## Task objective
Repeat the whole listing exactly.

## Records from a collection
• • • • • • •
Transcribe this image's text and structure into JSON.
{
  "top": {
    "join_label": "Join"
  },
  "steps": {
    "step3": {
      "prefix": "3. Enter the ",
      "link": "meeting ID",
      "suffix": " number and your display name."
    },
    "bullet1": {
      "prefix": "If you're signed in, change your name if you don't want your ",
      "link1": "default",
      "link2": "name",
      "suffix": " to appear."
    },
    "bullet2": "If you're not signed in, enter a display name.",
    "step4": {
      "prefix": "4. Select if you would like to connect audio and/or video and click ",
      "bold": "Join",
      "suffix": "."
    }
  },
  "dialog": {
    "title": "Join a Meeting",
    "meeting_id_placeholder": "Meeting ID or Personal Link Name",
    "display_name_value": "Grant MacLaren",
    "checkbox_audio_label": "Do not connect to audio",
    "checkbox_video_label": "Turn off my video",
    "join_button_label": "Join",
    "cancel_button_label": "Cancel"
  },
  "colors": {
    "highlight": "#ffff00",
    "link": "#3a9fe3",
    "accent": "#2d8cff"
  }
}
• • • • • • •
## Task output
Transcribe this image's text and structure into JSON.
{
  "top": {
    "join_label": "Join"
  },
  "steps": {
    "step3": {
      "prefix": "3. Enter the ",
      "link": "meeting ID",
      "suffix": " number and your display name."
    },
    "bullet1": {
      "prefix": "If you're signed in, change your name if you don't want your ",
      "link1": "default",
      "link2": "name",
      "suffix": " to appear."
    },
    "bullet2": "If you're not signed in, enter a display name.",
    "step4": {
      "prefix": "4. Select if you would like to connect audio and/or video and click ",
      "bold": "Join",
      "suffix": "."
    }
  },
  "dialog": {
    "title": "Join a Meeting",
    "meeting_id_placeholder": "Meeting ID or Personal Link Name",
    "display_name_value": "Grant MacLaren",
    "checkbox_audio_label": "Do not connect to audio",
    "checkbox_video_label": "Turn off my video",
    "join_button_label": "Join",
    "cancel_button_label": "Cancel"
  },
  "colors": {
    "highlight": "#ffff00",
    "link": "#3a9fe3",
    "accent": "#2d8cff"
  }
}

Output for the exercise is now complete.